_WRITTEN EXERCISE_. Go through the lines below and copy each one that holds the string "products".

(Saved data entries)

[start]

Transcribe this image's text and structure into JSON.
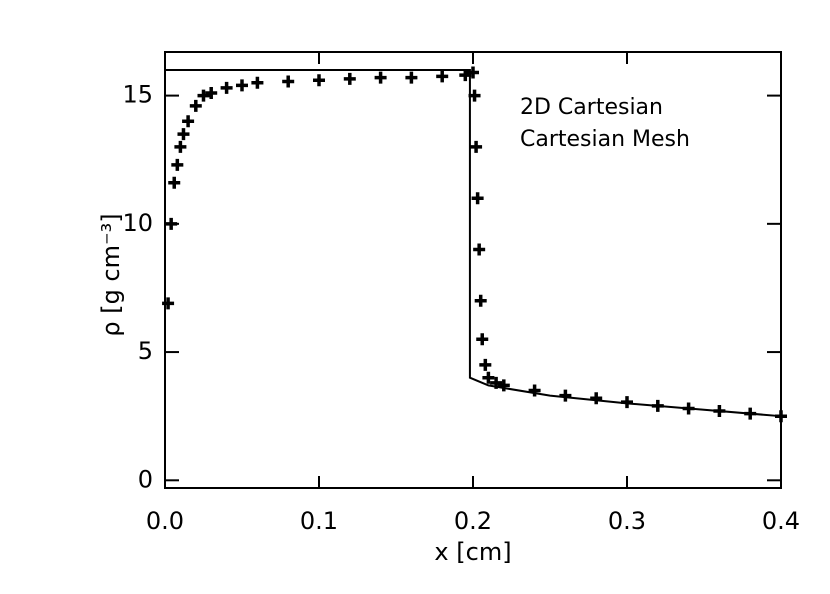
{
  "chart_data": {
    "type": "scatter",
    "annotations": [
      "2D Cartesian",
      "Cartesian Mesh"
    ],
    "xlabel": "x [cm]",
    "ylabel": "ρ [g cm⁻³]",
    "xlim": [
      0,
      0.4
    ],
    "ylim": [
      -0.3,
      16.7
    ],
    "xticks": [
      {
        "value": 0,
        "label": "0.0"
      },
      0.1,
      0.2,
      0.3,
      0.4
    ],
    "yticks": [
      0,
      5,
      10,
      15
    ],
    "series": [
      {
        "mark": "line",
        "color": "#000000",
        "x": [
          0,
          0.198,
          0.198,
          0.21,
          0.25,
          0.3,
          0.35,
          0.4
        ],
        "values": [
          16,
          16,
          4,
          3.7,
          3.3,
          3.0,
          2.75,
          2.5
        ]
      },
      {
        "mark": "plus",
        "color": "#000000",
        "x": [
          0.002,
          0.004,
          0.006,
          0.008,
          0.01,
          0.012,
          0.015,
          0.02,
          0.025,
          0.03,
          0.04,
          0.05,
          0.06,
          0.08,
          0.1,
          0.12,
          0.14,
          0.16,
          0.18,
          0.195,
          0.2,
          0.201,
          0.202,
          0.203,
          0.204,
          0.205,
          0.206,
          0.208,
          0.21,
          0.215,
          0.22,
          0.24,
          0.26,
          0.28,
          0.3,
          0.32,
          0.34,
          0.36,
          0.38,
          0.4
        ],
        "values": [
          6.9,
          10,
          11.6,
          12.3,
          13,
          13.5,
          14,
          14.6,
          15,
          15.1,
          15.3,
          15.4,
          15.5,
          15.55,
          15.6,
          15.65,
          15.7,
          15.7,
          15.75,
          15.8,
          15.9,
          15,
          13,
          11,
          9,
          7,
          5.5,
          4.5,
          4,
          3.8,
          3.7,
          3.5,
          3.3,
          3.2,
          3.05,
          2.9,
          2.8,
          2.7,
          2.6,
          2.5
        ]
      }
    ]
  }
}
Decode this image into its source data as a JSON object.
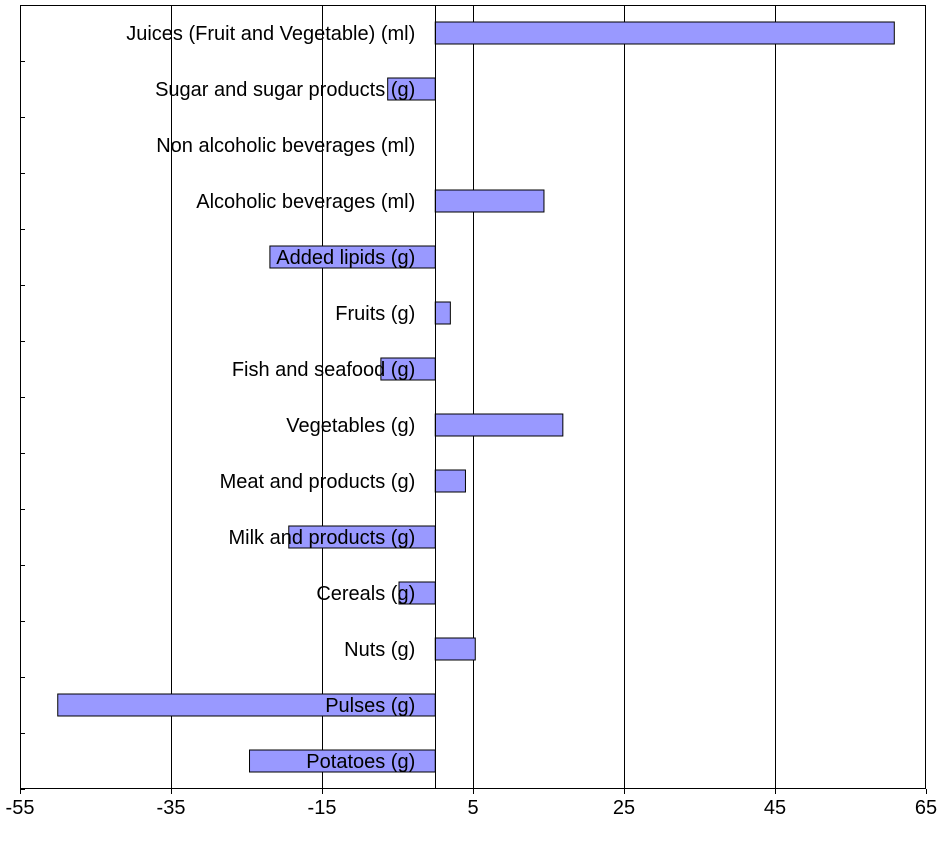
{
  "chart_data": {
    "type": "bar",
    "orientation": "horizontal",
    "title": "",
    "xlabel": "",
    "ylabel": "",
    "xlim": [
      -55,
      65
    ],
    "x_ticks": [
      -55,
      -35,
      -15,
      5,
      25,
      45,
      65
    ],
    "x_tick_labels": [
      "-55",
      "-35",
      "-15",
      "5",
      "25",
      "45",
      "65"
    ],
    "grid": "vertical",
    "legend": "none",
    "bar_color": "#9999ff",
    "bar_edge_color": "#000000",
    "categories": [
      "Juices (Fruit and Vegetable) (ml)",
      "Sugar and sugar products (g)",
      "Non alcoholic beverages (ml)",
      "Alcoholic beverages (ml)",
      "Added lipids (g)",
      "Fruits (g)",
      "Fish and seafood (g)",
      "Vegetables (g)",
      "Meat and products (g)",
      "Milk and products (g)",
      "Cereals (g)",
      "Nuts (g)",
      "Pulses (g)",
      "Potatoes (g)"
    ],
    "values": [
      60.8,
      -6.3,
      0,
      14.4,
      -21.9,
      2.0,
      -7.2,
      16.9,
      4.0,
      -19.4,
      -4.8,
      5.3,
      -50.0,
      -24.6
    ]
  }
}
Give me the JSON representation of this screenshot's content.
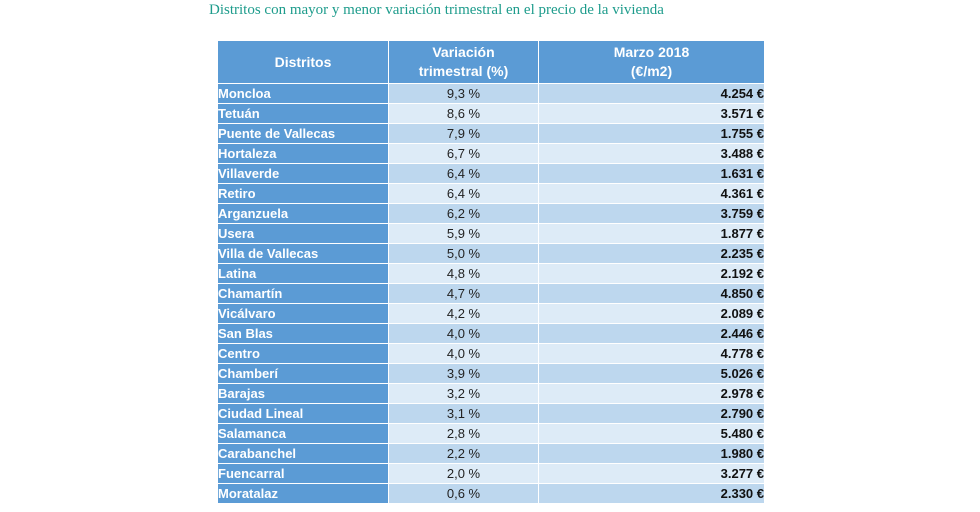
{
  "title": "Distritos con mayor y menor variación trimestral en el precio de la vivienda",
  "headers": {
    "district": "Distritos",
    "variation_line1": "Variación",
    "variation_line2": "trimestral (%)",
    "price_line1": "Marzo 2018",
    "price_line2": "(€/m2)"
  },
  "rows": [
    {
      "district": "Moncloa",
      "variation": "9,3 %",
      "price": "4.254 €"
    },
    {
      "district": "Tetuán",
      "variation": "8,6 %",
      "price": "3.571 €"
    },
    {
      "district": "Puente de Vallecas",
      "variation": "7,9 %",
      "price": "1.755 €"
    },
    {
      "district": "Hortaleza",
      "variation": "6,7 %",
      "price": "3.488 €"
    },
    {
      "district": "Villaverde",
      "variation": "6,4 %",
      "price": "1.631 €"
    },
    {
      "district": "Retiro",
      "variation": "6,4 %",
      "price": "4.361 €"
    },
    {
      "district": "Arganzuela",
      "variation": "6,2 %",
      "price": "3.759 €"
    },
    {
      "district": "Usera",
      "variation": "5,9 %",
      "price": "1.877 €"
    },
    {
      "district": "Villa de Vallecas",
      "variation": "5,0 %",
      "price": "2.235 €"
    },
    {
      "district": "Latina",
      "variation": "4,8 %",
      "price": "2.192 €"
    },
    {
      "district": "Chamartín",
      "variation": "4,7 %",
      "price": "4.850 €"
    },
    {
      "district": "Vicálvaro",
      "variation": "4,2 %",
      "price": "2.089 €"
    },
    {
      "district": "San Blas",
      "variation": "4,0 %",
      "price": "2.446 €"
    },
    {
      "district": "Centro",
      "variation": "4,0 %",
      "price": "4.778 €"
    },
    {
      "district": "Chamberí",
      "variation": "3,9 %",
      "price": "5.026 €"
    },
    {
      "district": "Barajas",
      "variation": "3,2 %",
      "price": "2.978 €"
    },
    {
      "district": "Ciudad Lineal",
      "variation": "3,1 %",
      "price": "2.790 €"
    },
    {
      "district": "Salamanca",
      "variation": "2,8 %",
      "price": "5.480 €"
    },
    {
      "district": "Carabanchel",
      "variation": "2,2 %",
      "price": "1.980 €"
    },
    {
      "district": "Fuencarral",
      "variation": "2,0 %",
      "price": "3.277 €"
    },
    {
      "district": "Moratalaz",
      "variation": "0,6 %",
      "price": "2.330 €"
    }
  ]
}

[end]

_FINISHED TASK_.
      "Sugar and sugar products (g)",
      "Meat and products (g)",
      "Milk and products (g)",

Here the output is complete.